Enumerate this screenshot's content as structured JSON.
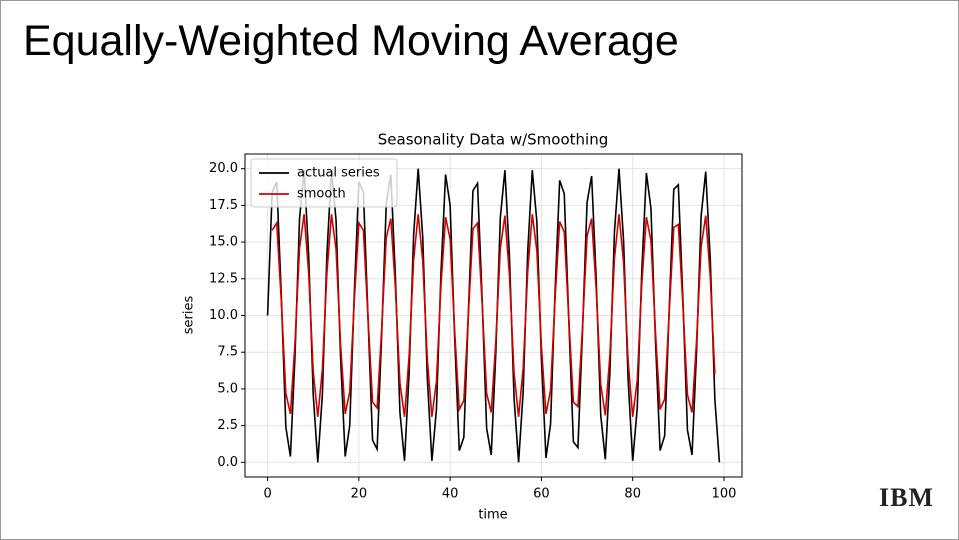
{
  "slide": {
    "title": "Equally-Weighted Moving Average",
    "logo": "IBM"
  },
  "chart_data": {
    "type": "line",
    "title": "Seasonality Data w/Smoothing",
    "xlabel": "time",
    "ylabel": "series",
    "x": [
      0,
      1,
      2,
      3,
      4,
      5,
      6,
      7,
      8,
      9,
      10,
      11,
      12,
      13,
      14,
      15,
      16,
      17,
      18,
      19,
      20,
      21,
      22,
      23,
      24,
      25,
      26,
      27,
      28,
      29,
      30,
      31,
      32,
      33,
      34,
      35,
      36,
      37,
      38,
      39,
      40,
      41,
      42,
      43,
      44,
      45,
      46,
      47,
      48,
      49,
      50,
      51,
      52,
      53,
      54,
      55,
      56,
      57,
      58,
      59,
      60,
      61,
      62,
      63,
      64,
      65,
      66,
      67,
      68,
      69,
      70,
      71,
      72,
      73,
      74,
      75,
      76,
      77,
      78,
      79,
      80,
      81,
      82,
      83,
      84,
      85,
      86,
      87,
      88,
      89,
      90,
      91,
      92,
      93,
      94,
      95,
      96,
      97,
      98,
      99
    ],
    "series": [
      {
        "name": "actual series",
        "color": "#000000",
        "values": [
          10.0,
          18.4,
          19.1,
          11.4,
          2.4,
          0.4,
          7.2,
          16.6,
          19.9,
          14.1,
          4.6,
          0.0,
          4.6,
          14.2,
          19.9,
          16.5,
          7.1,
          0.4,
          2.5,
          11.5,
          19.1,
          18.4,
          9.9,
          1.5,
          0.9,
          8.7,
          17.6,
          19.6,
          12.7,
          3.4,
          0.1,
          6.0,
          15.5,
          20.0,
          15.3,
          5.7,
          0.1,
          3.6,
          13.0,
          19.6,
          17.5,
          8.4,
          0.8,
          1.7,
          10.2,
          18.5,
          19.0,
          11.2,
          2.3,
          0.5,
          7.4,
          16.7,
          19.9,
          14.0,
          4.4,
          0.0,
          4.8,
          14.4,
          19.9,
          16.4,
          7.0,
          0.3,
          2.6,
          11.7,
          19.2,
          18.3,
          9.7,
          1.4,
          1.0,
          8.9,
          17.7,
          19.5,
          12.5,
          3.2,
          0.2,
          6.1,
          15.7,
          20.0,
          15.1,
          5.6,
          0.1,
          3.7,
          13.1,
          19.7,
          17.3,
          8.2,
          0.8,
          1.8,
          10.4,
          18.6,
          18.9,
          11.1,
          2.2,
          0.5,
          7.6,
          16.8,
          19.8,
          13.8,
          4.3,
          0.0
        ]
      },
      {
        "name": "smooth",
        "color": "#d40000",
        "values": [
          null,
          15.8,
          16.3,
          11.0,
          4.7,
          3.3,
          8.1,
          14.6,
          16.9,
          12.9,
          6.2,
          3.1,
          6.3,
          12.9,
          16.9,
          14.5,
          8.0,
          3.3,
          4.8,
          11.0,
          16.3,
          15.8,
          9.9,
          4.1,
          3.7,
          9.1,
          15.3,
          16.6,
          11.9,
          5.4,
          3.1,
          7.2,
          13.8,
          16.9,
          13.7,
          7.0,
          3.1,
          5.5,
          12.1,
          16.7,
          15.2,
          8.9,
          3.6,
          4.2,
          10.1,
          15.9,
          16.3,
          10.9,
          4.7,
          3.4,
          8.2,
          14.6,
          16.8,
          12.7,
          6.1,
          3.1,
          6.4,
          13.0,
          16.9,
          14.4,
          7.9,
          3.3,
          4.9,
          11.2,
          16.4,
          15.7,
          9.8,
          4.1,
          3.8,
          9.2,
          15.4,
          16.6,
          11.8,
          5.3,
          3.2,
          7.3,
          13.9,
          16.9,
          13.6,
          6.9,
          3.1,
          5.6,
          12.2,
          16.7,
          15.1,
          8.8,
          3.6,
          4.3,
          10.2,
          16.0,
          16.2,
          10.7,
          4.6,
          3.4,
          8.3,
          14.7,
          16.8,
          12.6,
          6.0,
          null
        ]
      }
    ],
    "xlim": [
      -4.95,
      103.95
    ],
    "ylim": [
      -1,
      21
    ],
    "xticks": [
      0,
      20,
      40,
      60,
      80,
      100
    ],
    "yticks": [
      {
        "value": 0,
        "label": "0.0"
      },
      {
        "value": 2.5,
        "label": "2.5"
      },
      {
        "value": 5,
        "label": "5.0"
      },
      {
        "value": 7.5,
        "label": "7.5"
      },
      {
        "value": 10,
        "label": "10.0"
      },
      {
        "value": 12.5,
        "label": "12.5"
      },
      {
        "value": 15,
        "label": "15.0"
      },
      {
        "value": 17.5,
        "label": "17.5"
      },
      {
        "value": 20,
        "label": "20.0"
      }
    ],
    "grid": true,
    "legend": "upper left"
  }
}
===============
REQUIRED WORK: Give all the lines above again, character for character, without pictures.

ANSWER TO THIS PROBLEM:
Enumerate this screenshot's content as structured JSON.
{
  "slide": {
    "title": "Equally-Weighted Moving Average",
    "logo": "IBM"
  },
  "chart_data": {
    "type": "line",
    "title": "Seasonality Data w/Smoothing",
    "xlabel": "time",
    "ylabel": "series",
    "x": [
      0,
      1,
      2,
      3,
      4,
      5,
      6,
      7,
      8,
      9,
      10,
      11,
      12,
      13,
      14,
      15,
      16,
      17,
      18,
      19,
      20,
      21,
      22,
      23,
      24,
      25,
      26,
      27,
      28,
      29,
      30,
      31,
      32,
      33,
      34,
      35,
      36,
      37,
      38,
      39,
      40,
      41,
      42,
      43,
      44,
      45,
      46,
      47,
      48,
      49,
      50,
      51,
      52,
      53,
      54,
      55,
      56,
      57,
      58,
      59,
      60,
      61,
      62,
      63,
      64,
      65,
      66,
      67,
      68,
      69,
      70,
      71,
      72,
      73,
      74,
      75,
      76,
      77,
      78,
      79,
      80,
      81,
      82,
      83,
      84,
      85,
      86,
      87,
      88,
      89,
      90,
      91,
      92,
      93,
      94,
      95,
      96,
      97,
      98,
      99
    ],
    "series": [
      {
        "name": "actual series",
        "color": "#000000",
        "values": [
          10.0,
          18.4,
          19.1,
          11.4,
          2.4,
          0.4,
          7.2,
          16.6,
          19.9,
          14.1,
          4.6,
          0.0,
          4.6,
          14.2,
          19.9,
          16.5,
          7.1,
          0.4,
          2.5,
          11.5,
          19.1,
          18.4,
          9.9,
          1.5,
          0.9,
          8.7,
          17.6,
          19.6,
          12.7,
          3.4,
          0.1,
          6.0,
          15.5,
          20.0,
          15.3,
          5.7,
          0.1,
          3.6,
          13.0,
          19.6,
          17.5,
          8.4,
          0.8,
          1.7,
          10.2,
          18.5,
          19.0,
          11.2,
          2.3,
          0.5,
          7.4,
          16.7,
          19.9,
          14.0,
          4.4,
          0.0,
          4.8,
          14.4,
          19.9,
          16.4,
          7.0,
          0.3,
          2.6,
          11.7,
          19.2,
          18.3,
          9.7,
          1.4,
          1.0,
          8.9,
          17.7,
          19.5,
          12.5,
          3.2,
          0.2,
          6.1,
          15.7,
          20.0,
          15.1,
          5.6,
          0.1,
          3.7,
          13.1,
          19.7,
          17.3,
          8.2,
          0.8,
          1.8,
          10.4,
          18.6,
          18.9,
          11.1,
          2.2,
          0.5,
          7.6,
          16.8,
          19.8,
          13.8,
          4.3,
          0.0
        ]
      },
      {
        "name": "smooth",
        "color": "#d40000",
        "values": [
          null,
          15.8,
          16.3,
          11.0,
          4.7,
          3.3,
          8.1,
          14.6,
          16.9,
          12.9,
          6.2,
          3.1,
          6.3,
          12.9,
          16.9,
          14.5,
          8.0,
          3.3,
          4.8,
          11.0,
          16.3,
          15.8,
          9.9,
          4.1,
          3.7,
          9.1,
          15.3,
          16.6,
          11.9,
          5.4,
          3.1,
          7.2,
          13.8,
          16.9,
          13.7,
          7.0,
          3.1,
          5.5,
          12.1,
          16.7,
          15.2,
          8.9,
          3.6,
          4.2,
          10.1,
          15.9,
          16.3,
          10.9,
          4.7,
          3.4,
          8.2,
          14.6,
          16.8,
          12.7,
          6.1,
          3.1,
          6.4,
          13.0,
          16.9,
          14.4,
          7.9,
          3.3,
          4.9,
          11.2,
          16.4,
          15.7,
          9.8,
          4.1,
          3.8,
          9.2,
          15.4,
          16.6,
          11.8,
          5.3,
          3.2,
          7.3,
          13.9,
          16.9,
          13.6,
          6.9,
          3.1,
          5.6,
          12.2,
          16.7,
          15.1,
          8.8,
          3.6,
          4.3,
          10.2,
          16.0,
          16.2,
          10.7,
          4.6,
          3.4,
          8.3,
          14.7,
          16.8,
          12.6,
          6.0,
          null
        ]
      }
    ],
    "xlim": [
      -4.95,
      103.95
    ],
    "ylim": [
      -1,
      21
    ],
    "xticks": [
      0,
      20,
      40,
      60,
      80,
      100
    ],
    "yticks": [
      {
        "value": 0,
        "label": "0.0"
      },
      {
        "value": 2.5,
        "label": "2.5"
      },
      {
        "value": 5,
        "label": "5.0"
      },
      {
        "value": 7.5,
        "label": "7.5"
      },
      {
        "value": 10,
        "label": "10.0"
      },
      {
        "value": 12.5,
        "label": "12.5"
      },
      {
        "value": 15,
        "label": "15.0"
      },
      {
        "value": 17.5,
        "label": "17.5"
      },
      {
        "value": 20,
        "label": "20.0"
      }
    ],
    "grid": true,
    "legend": "upper left"
  }
}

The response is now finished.